• _EXERCISE GOAL_
Any picture must be dropped, but each line of the data should be duplicated exactly.

[Dataset entries]
════

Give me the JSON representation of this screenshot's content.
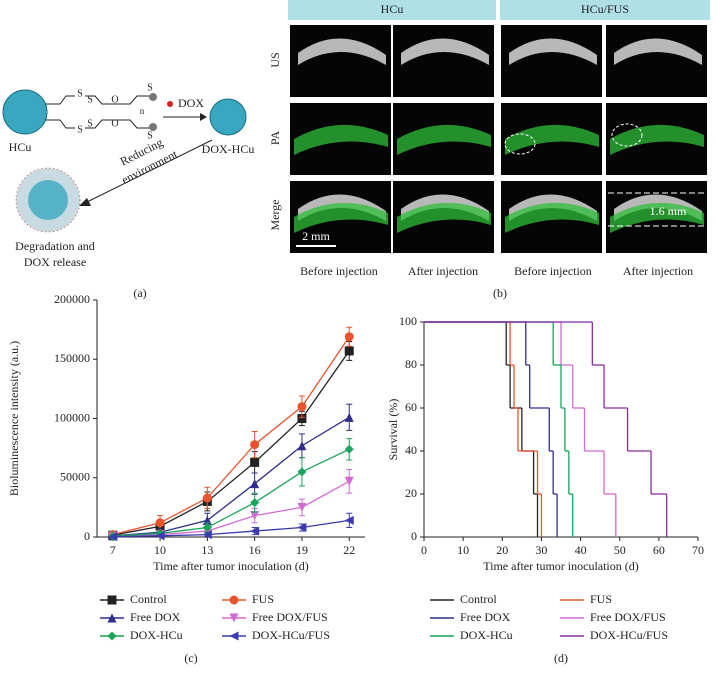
{
  "panel_a": {
    "caption": "(a)",
    "hcu": "HCu",
    "dox": "DOX",
    "dox_hcu": "DOX-HCu",
    "reducing": [
      "Reducing",
      "environment"
    ],
    "release": [
      "Degradation and",
      "DOX release"
    ],
    "atoms": [
      "S",
      "S",
      "S",
      "S",
      "O",
      "O",
      "n",
      "S",
      "S"
    ]
  },
  "panel_b": {
    "caption": "(b)",
    "columns": [
      "HCu",
      "HCu/FUS"
    ],
    "rows": [
      "US",
      "PA",
      "Merge"
    ],
    "scale_bar": "2 mm",
    "thickness": "1.6 mm",
    "bottom": [
      "Before injection",
      "After injection",
      "Before injection",
      "After injection"
    ]
  },
  "chart_data": [
    {
      "type": "line",
      "caption": "(c)",
      "x_label": "Time after tumor inoculation (d)",
      "y_label": "Bioluminescence intensity (a.u.)",
      "x": [
        7,
        10,
        13,
        16,
        19,
        22
      ],
      "xlim": [
        6,
        23
      ],
      "xticks": [
        7,
        10,
        13,
        16,
        19,
        22
      ],
      "ylim": [
        0,
        200000
      ],
      "yticks": [
        0,
        50000,
        100000,
        150000,
        200000
      ],
      "series": [
        {
          "name": "Control",
          "color": "#222222",
          "marker": "square",
          "values": [
            1500,
            9000,
            30000,
            63000,
            100000,
            157000
          ],
          "errors": [
            1000,
            3000,
            8000,
            9000,
            6000,
            8000
          ]
        },
        {
          "name": "FUS",
          "color": "#e8542b",
          "marker": "circle",
          "values": [
            2000,
            12000,
            33000,
            78000,
            110000,
            169000
          ],
          "errors": [
            1200,
            6000,
            9000,
            11000,
            9000,
            8000
          ]
        },
        {
          "name": "Free DOX",
          "color": "#2e2e8f",
          "marker": "triangle-up",
          "values": [
            1000,
            4000,
            14000,
            45000,
            77000,
            101000
          ],
          "errors": [
            800,
            2500,
            6000,
            9000,
            10000,
            11000
          ]
        },
        {
          "name": "Free DOX/FUS",
          "color": "#d36bd3",
          "marker": "triangle-down",
          "values": [
            500,
            2000,
            5000,
            18000,
            25000,
            47000
          ],
          "errors": [
            400,
            1500,
            3000,
            6000,
            7000,
            10000
          ]
        },
        {
          "name": "DOX-HCu",
          "color": "#1aa55a",
          "marker": "diamond",
          "values": [
            800,
            3000,
            8000,
            29000,
            55000,
            74000
          ],
          "errors": [
            600,
            2000,
            4000,
            8000,
            12000,
            9000
          ]
        },
        {
          "name": "DOX-HCu/FUS",
          "color": "#3b3bb0",
          "marker": "triangle-left",
          "values": [
            300,
            1000,
            2000,
            5000,
            8000,
            14000
          ],
          "errors": [
            300,
            800,
            1500,
            3000,
            3000,
            6000
          ]
        }
      ]
    },
    {
      "type": "step",
      "caption": "(d)",
      "x_label": "Time after tumor inoculation (d)",
      "y_label": "Survival (%)",
      "xlim": [
        0,
        70
      ],
      "xticks": [
        0,
        10,
        20,
        30,
        40,
        50,
        60,
        70
      ],
      "ylim": [
        0,
        100
      ],
      "yticks": [
        0,
        20,
        40,
        60,
        80,
        100
      ],
      "series": [
        {
          "name": "Control",
          "color": "#222222",
          "x": [
            0,
            21,
            22,
            25,
            28,
            29
          ],
          "values": [
            100,
            80,
            60,
            40,
            20,
            0
          ]
        },
        {
          "name": "FUS",
          "color": "#e8542b",
          "x": [
            0,
            22,
            23,
            24,
            29,
            30
          ],
          "values": [
            100,
            80,
            60,
            40,
            20,
            0
          ]
        },
        {
          "name": "Free DOX",
          "color": "#2e2e8f",
          "x": [
            0,
            26,
            27,
            32,
            33,
            34
          ],
          "values": [
            100,
            80,
            60,
            40,
            20,
            0
          ]
        },
        {
          "name": "Free DOX/FUS",
          "color": "#d36bd3",
          "x": [
            0,
            35,
            38,
            41,
            46,
            49
          ],
          "values": [
            100,
            80,
            60,
            40,
            20,
            0
          ]
        },
        {
          "name": "DOX-HCu",
          "color": "#1aa55a",
          "x": [
            0,
            33,
            35,
            36,
            37,
            38
          ],
          "values": [
            100,
            80,
            60,
            40,
            20,
            0
          ]
        },
        {
          "name": "DOX-HCu/FUS",
          "color": "#8a2aa0",
          "x": [
            0,
            43,
            46,
            52,
            58,
            62
          ],
          "values": [
            100,
            80,
            60,
            40,
            20,
            0
          ]
        }
      ]
    }
  ]
}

════

• _ANSWER BOX_
Give me the JSON representation of this screenshot's content.
{
  "panel_a": {
    "caption": "(a)",
    "hcu": "HCu",
    "dox": "DOX",
    "dox_hcu": "DOX-HCu",
    "reducing": [
      "Reducing",
      "environment"
    ],
    "release": [
      "Degradation and",
      "DOX release"
    ],
    "atoms": [
      "S",
      "S",
      "S",
      "S",
      "O",
      "O",
      "n",
      "S",
      "S"
    ]
  },
  "panel_b": {
    "caption": "(b)",
    "columns": [
      "HCu",
      "HCu/FUS"
    ],
    "rows": [
      "US",
      "PA",
      "Merge"
    ],
    "scale_bar": "2 mm",
    "thickness": "1.6 mm",
    "bottom": [
      "Before injection",
      "After injection",
      "Before injection",
      "After injection"
    ]
  },
  "chart_data": [
    {
      "type": "line",
      "caption": "(c)",
      "x_label": "Time after tumor inoculation (d)",
      "y_label": "Bioluminescence intensity (a.u.)",
      "x": [
        7,
        10,
        13,
        16,
        19,
        22
      ],
      "xlim": [
        6,
        23
      ],
      "xticks": [
        7,
        10,
        13,
        16,
        19,
        22
      ],
      "ylim": [
        0,
        200000
      ],
      "yticks": [
        0,
        50000,
        100000,
        150000,
        200000
      ],
      "series": [
        {
          "name": "Control",
          "color": "#222222",
          "marker": "square",
          "values": [
            1500,
            9000,
            30000,
            63000,
            100000,
            157000
          ],
          "errors": [
            1000,
            3000,
            8000,
            9000,
            6000,
            8000
          ]
        },
        {
          "name": "FUS",
          "color": "#e8542b",
          "marker": "circle",
          "values": [
            2000,
            12000,
            33000,
            78000,
            110000,
            169000
          ],
          "errors": [
            1200,
            6000,
            9000,
            11000,
            9000,
            8000
          ]
        },
        {
          "name": "Free DOX",
          "color": "#2e2e8f",
          "marker": "triangle-up",
          "values": [
            1000,
            4000,
            14000,
            45000,
            77000,
            101000
          ],
          "errors": [
            800,
            2500,
            6000,
            9000,
            10000,
            11000
          ]
        },
        {
          "name": "Free DOX/FUS",
          "color": "#d36bd3",
          "marker": "triangle-down",
          "values": [
            500,
            2000,
            5000,
            18000,
            25000,
            47000
          ],
          "errors": [
            400,
            1500,
            3000,
            6000,
            7000,
            10000
          ]
        },
        {
          "name": "DOX-HCu",
          "color": "#1aa55a",
          "marker": "diamond",
          "values": [
            800,
            3000,
            8000,
            29000,
            55000,
            74000
          ],
          "errors": [
            600,
            2000,
            4000,
            8000,
            12000,
            9000
          ]
        },
        {
          "name": "DOX-HCu/FUS",
          "color": "#3b3bb0",
          "marker": "triangle-left",
          "values": [
            300,
            1000,
            2000,
            5000,
            8000,
            14000
          ],
          "errors": [
            300,
            800,
            1500,
            3000,
            3000,
            6000
          ]
        }
      ]
    },
    {
      "type": "step",
      "caption": "(d)",
      "x_label": "Time after tumor inoculation (d)",
      "y_label": "Survival (%)",
      "xlim": [
        0,
        70
      ],
      "xticks": [
        0,
        10,
        20,
        30,
        40,
        50,
        60,
        70
      ],
      "ylim": [
        0,
        100
      ],
      "yticks": [
        0,
        20,
        40,
        60,
        80,
        100
      ],
      "series": [
        {
          "name": "Control",
          "color": "#222222",
          "x": [
            0,
            21,
            22,
            25,
            28,
            29
          ],
          "values": [
            100,
            80,
            60,
            40,
            20,
            0
          ]
        },
        {
          "name": "FUS",
          "color": "#e8542b",
          "x": [
            0,
            22,
            23,
            24,
            29,
            30
          ],
          "values": [
            100,
            80,
            60,
            40,
            20,
            0
          ]
        },
        {
          "name": "Free DOX",
          "color": "#2e2e8f",
          "x": [
            0,
            26,
            27,
            32,
            33,
            34
          ],
          "values": [
            100,
            80,
            60,
            40,
            20,
            0
          ]
        },
        {
          "name": "Free DOX/FUS",
          "color": "#d36bd3",
          "x": [
            0,
            35,
            38,
            41,
            46,
            49
          ],
          "values": [
            100,
            80,
            60,
            40,
            20,
            0
          ]
        },
        {
          "name": "DOX-HCu",
          "color": "#1aa55a",
          "x": [
            0,
            33,
            35,
            36,
            37,
            38
          ],
          "values": [
            100,
            80,
            60,
            40,
            20,
            0
          ]
        },
        {
          "name": "DOX-HCu/FUS",
          "color": "#8a2aa0",
          "x": [
            0,
            43,
            46,
            52,
            58,
            62
          ],
          "values": [
            100,
            80,
            60,
            40,
            20,
            0
          ]
        }
      ]
    }
  ]
}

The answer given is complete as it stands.